#### Description of the task:
When you restate the records, do so word for word and omit any picture they contain.

Data items:

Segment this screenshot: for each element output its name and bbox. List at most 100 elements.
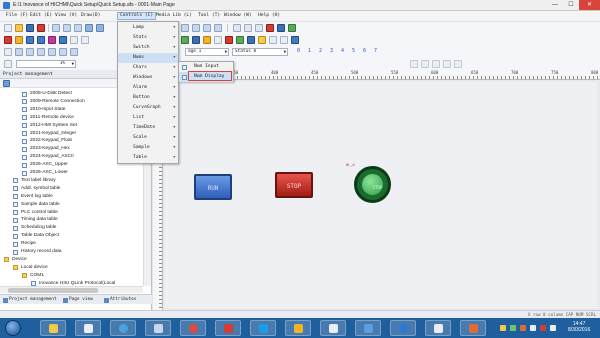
menu-item-timedate[interactable]: TimeDate ▸ [118,123,178,133]
menu-item-alarm[interactable]: Alarm ▸ [118,83,178,93]
minimize-button[interactable]: — [547,0,563,10]
draw-scale-icon[interactable] [81,36,89,44]
open-folder-icon[interactable] [15,24,23,32]
compile-icon[interactable] [277,24,285,32]
pen-icon[interactable] [26,48,34,56]
taskbar-app-chrome[interactable] [180,320,206,336]
delete-icon[interactable] [266,24,274,32]
menu-file[interactable]: File (F) [4,12,30,20]
menu-item-windows[interactable]: Windows ▸ [118,73,178,83]
scrollbar-thumb[interactable] [8,288,98,293]
align-bottom-icon[interactable] [454,60,462,68]
state-3[interactable]: 3 [330,48,333,54]
indicator-lamp[interactable]: STOP [354,166,391,203]
menu-item-curvegraph[interactable]: CurveGraph ▸ [118,103,178,113]
grid-icon[interactable] [192,24,200,32]
start-button[interactable] [5,320,21,336]
char-control-icon[interactable] [203,36,211,44]
cut-icon[interactable] [52,24,60,32]
num-control-icon[interactable] [192,36,200,44]
menu-controls[interactable]: Controls (C) [117,12,157,20]
new-file-icon[interactable] [4,24,12,32]
taskbar-app-tools[interactable] [145,320,171,336]
menu-help[interactable]: Help (H) [256,12,282,20]
menu-window[interactable]: Window (W) [222,12,254,20]
draw-arc-icon[interactable] [59,36,67,44]
status-combo[interactable]: Status 0 ▼ [232,48,288,56]
align-left-icon[interactable] [410,60,418,68]
state-5[interactable]: 5 [352,48,355,54]
save-icon[interactable] [26,24,34,32]
state-6[interactable]: 6 [363,48,366,54]
page-combo[interactable]: age 1 ▼ [185,48,229,56]
download-icon[interactable] [288,24,296,32]
picture-control-icon[interactable] [291,36,299,44]
menu-draw[interactable]: Draw(D) [79,12,102,20]
align-top-icon[interactable] [443,60,451,68]
volume-icon[interactable] [550,325,556,331]
menu-item-scale[interactable]: Scale ▸ [118,133,178,143]
window-control-icon[interactable] [214,36,222,44]
tab-attributes[interactable]: Attributes [103,296,136,304]
switch-control-icon[interactable] [181,36,189,44]
curve-control-icon[interactable] [236,36,244,44]
draw-polygon-icon[interactable] [48,36,56,44]
taskbar-app-editor[interactable] [425,320,451,336]
sample-control-icon[interactable] [280,36,288,44]
menu-item-stats[interactable]: Stats ▸ [118,33,178,43]
list-control-icon[interactable] [247,36,255,44]
draw-circle-icon[interactable] [37,36,45,44]
layer-icon[interactable] [244,24,252,32]
menu-item-sample[interactable]: Sample ▸ [118,143,178,153]
taskbar-app-browser[interactable] [110,320,136,336]
taskbar-app-skype[interactable] [250,320,276,336]
group-icon[interactable] [255,24,263,32]
taskbar-app-player[interactable] [390,320,416,336]
menu-item-table[interactable]: Table ▸ [118,153,178,163]
tab-page-view[interactable]: Page view [62,296,93,304]
properties-icon[interactable] [4,60,12,68]
menu-view[interactable]: View (V) [53,12,79,20]
system-clock[interactable]: 14:47 8/30/2016 [568,321,590,333]
taskbar-app-calendar[interactable] [75,320,101,336]
state-1[interactable]: 1 [308,48,311,54]
close-project-icon[interactable] [37,24,45,32]
taskbar-app-office[interactable] [460,320,486,336]
stop-button[interactable]: STOP [275,172,313,198]
menu-item-nums[interactable]: Nums ▸ [118,53,178,63]
menu-edit[interactable]: Edit (E) [28,12,54,20]
datetime-control-icon[interactable] [258,36,266,44]
alarm-control-icon[interactable] [225,36,233,44]
snap-icon[interactable] [203,24,211,32]
run-button[interactable]: RUN [194,174,232,200]
state-2[interactable]: 2 [319,48,322,54]
align-icon[interactable] [214,24,222,32]
tree-settings-icon[interactable] [3,80,10,87]
taskbar-app-pdf[interactable] [215,320,241,336]
zoom-out-icon[interactable] [181,24,189,32]
undo-icon[interactable] [85,24,93,32]
taskbar-app-monitor[interactable] [355,320,381,336]
network-tray-icon[interactable] [530,325,536,331]
copy-icon[interactable] [63,24,71,32]
antivirus-tray-icon[interactable] [540,325,546,331]
triangle-icon[interactable] [70,48,78,56]
state-0[interactable]: 0 [297,48,300,54]
taskbar-app-hmi[interactable] [285,320,311,336]
menu-item-button[interactable]: Button ▸ [118,93,178,103]
menu-media-lib[interactable]: Media Lib (L) [154,12,194,20]
menu-item-chars[interactable]: Chars ▸ [118,63,178,73]
draw-rect-icon[interactable] [26,36,34,44]
align-right-icon[interactable] [432,60,440,68]
select-icon[interactable] [4,48,12,56]
page-icon[interactable] [233,24,241,32]
table-control-icon[interactable] [269,36,277,44]
ellipse-icon[interactable] [48,48,56,56]
menu-tool[interactable]: Tool (T) [196,12,222,20]
menu-item-list[interactable]: List ▸ [118,113,178,123]
align-center-icon[interactable] [421,60,429,68]
menu-item-lamp[interactable]: Lamp ▸ [118,23,178,33]
tray-icon[interactable] [510,325,516,331]
draw-line-icon[interactable] [4,36,12,44]
state-4[interactable]: 4 [341,48,344,54]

#### Solution for this task:
Segment this screenshot: for each element output its name and bbox. List at most 100 elements.
menu-item-timedate[interactable]: TimeDate ▸ [118,123,178,133]
menu-item-alarm[interactable]: Alarm ▸ [118,83,178,93]
minimize-button[interactable]: — [547,0,563,10]
draw-scale-icon[interactable] [81,36,89,44]
open-folder-icon[interactable] [15,24,23,32]
compile-icon[interactable] [277,24,285,32]
pen-icon[interactable] [26,48,34,56]
taskbar-app-chrome[interactable] [180,320,206,336]
delete-icon[interactable] [266,24,274,32]
menu-file[interactable]: File (F) [4,12,30,20]
menu-item-windows[interactable]: Windows ▸ [118,73,178,83]
scrollbar-thumb[interactable] [8,288,98,293]
align-bottom-icon[interactable] [454,60,462,68]
state-3[interactable]: 3 [330,48,333,54]
indicator-lamp[interactable]: STOP [354,166,391,203]
menu-item-curvegraph[interactable]: CurveGraph ▸ [118,103,178,113]
grid-icon[interactable] [192,24,200,32]
start-button[interactable] [5,320,21,336]
char-control-icon[interactable] [203,36,211,44]
cut-icon[interactable] [52,24,60,32]
num-control-icon[interactable] [192,36,200,44]
menu-controls[interactable]: Controls (C) [117,12,157,20]
new-file-icon[interactable] [4,24,12,32]
taskbar-app-tools[interactable] [145,320,171,336]
menu-help[interactable]: Help (H) [256,12,282,20]
menu-window[interactable]: Window (W) [222,12,254,20]
draw-arc-icon[interactable] [59,36,67,44]
status-combo[interactable]: Status 0 ▼ [232,48,288,56]
align-left-icon[interactable] [410,60,418,68]
state-5[interactable]: 5 [352,48,355,54]
save-icon[interactable] [26,24,34,32]
state-6[interactable]: 6 [363,48,366,54]
page-combo[interactable]: age 1 ▼ [185,48,229,56]
download-icon[interactable] [288,24,296,32]
picture-control-icon[interactable] [291,36,299,44]
menu-draw[interactable]: Draw(D) [79,12,102,20]
align-top-icon[interactable] [443,60,451,68]
volume-icon[interactable] [550,325,556,331]
menu-item-scale[interactable]: Scale ▸ [118,133,178,143]
window-control-icon[interactable] [214,36,222,44]
tab-attributes[interactable]: Attributes [103,296,136,304]
switch-control-icon[interactable] [181,36,189,44]
curve-control-icon[interactable] [236,36,244,44]
draw-polygon-icon[interactable] [48,36,56,44]
taskbar-app-editor[interactable] [425,320,451,336]
sample-control-icon[interactable] [280,36,288,44]
menu-item-stats[interactable]: Stats ▸ [118,33,178,43]
list-control-icon[interactable] [247,36,255,44]
draw-circle-icon[interactable] [37,36,45,44]
layer-icon[interactable] [244,24,252,32]
menu-item-sample[interactable]: Sample ▸ [118,143,178,153]
taskbar-app-browser[interactable] [110,320,136,336]
taskbar-app-skype[interactable] [250,320,276,336]
group-icon[interactable] [255,24,263,32]
taskbar-app-player[interactable] [390,320,416,336]
menu-item-table[interactable]: Table ▸ [118,153,178,163]
tab-page-view[interactable]: Page view [62,296,93,304]
properties-icon[interactable] [4,60,12,68]
menu-view[interactable]: View (V) [53,12,79,20]
system-clock[interactable]: 14:47 8/30/2016 [568,321,590,333]
taskbar-app-calendar[interactable] [75,320,101,336]
state-1[interactable]: 1 [308,48,311,54]
close-project-icon[interactable] [37,24,45,32]
taskbar-app-office[interactable] [460,320,486,336]
stop-button[interactable]: STOP [275,172,313,198]
menu-item-nums[interactable]: Nums ▸ [118,53,178,63]
menu-edit[interactable]: Edit (E) [28,12,54,20]
datetime-control-icon[interactable] [258,36,266,44]
alarm-control-icon[interactable] [225,36,233,44]
snap-icon[interactable] [203,24,211,32]
run-button[interactable]: RUN [194,174,232,200]
state-2[interactable]: 2 [319,48,322,54]
align-icon[interactable] [214,24,222,32]
tree-settings-icon[interactable] [3,80,10,87]
taskbar-app-pdf[interactable] [215,320,241,336]
zoom-out-icon[interactable] [181,24,189,32]
undo-icon[interactable] [85,24,93,32]
taskbar-app-monitor[interactable] [355,320,381,336]
network-tray-icon[interactable] [530,325,536,331]
copy-icon[interactable] [63,24,71,32]
antivirus-tray-icon[interactable] [540,325,546,331]
triangle-icon[interactable] [70,48,78,56]
state-0[interactable]: 0 [297,48,300,54]
taskbar-app-hmi[interactable] [285,320,311,336]
menu-item-button[interactable]: Button ▸ [118,93,178,103]
menu-media-lib[interactable]: Media Lib (L) [154,12,194,20]
menu-item-chars[interactable]: Chars ▸ [118,63,178,73]
draw-rect-icon[interactable] [26,36,34,44]
align-right-icon[interactable] [432,60,440,68]
select-icon[interactable] [4,48,12,56]
page-icon[interactable] [233,24,241,32]
table-control-icon[interactable] [269,36,277,44]
ellipse-icon[interactable] [48,48,56,56]
menu-tool[interactable]: Tool (T) [196,12,222,20]
menu-item-list[interactable]: List ▸ [118,113,178,123]
align-center-icon[interactable] [421,60,429,68]
menu-item-lamp[interactable]: Lamp ▸ [118,23,178,33]
tray-icon[interactable] [510,325,516,331]
draw-line-icon[interactable] [4,36,12,44]
state-4[interactable]: 4 [341,48,344,54]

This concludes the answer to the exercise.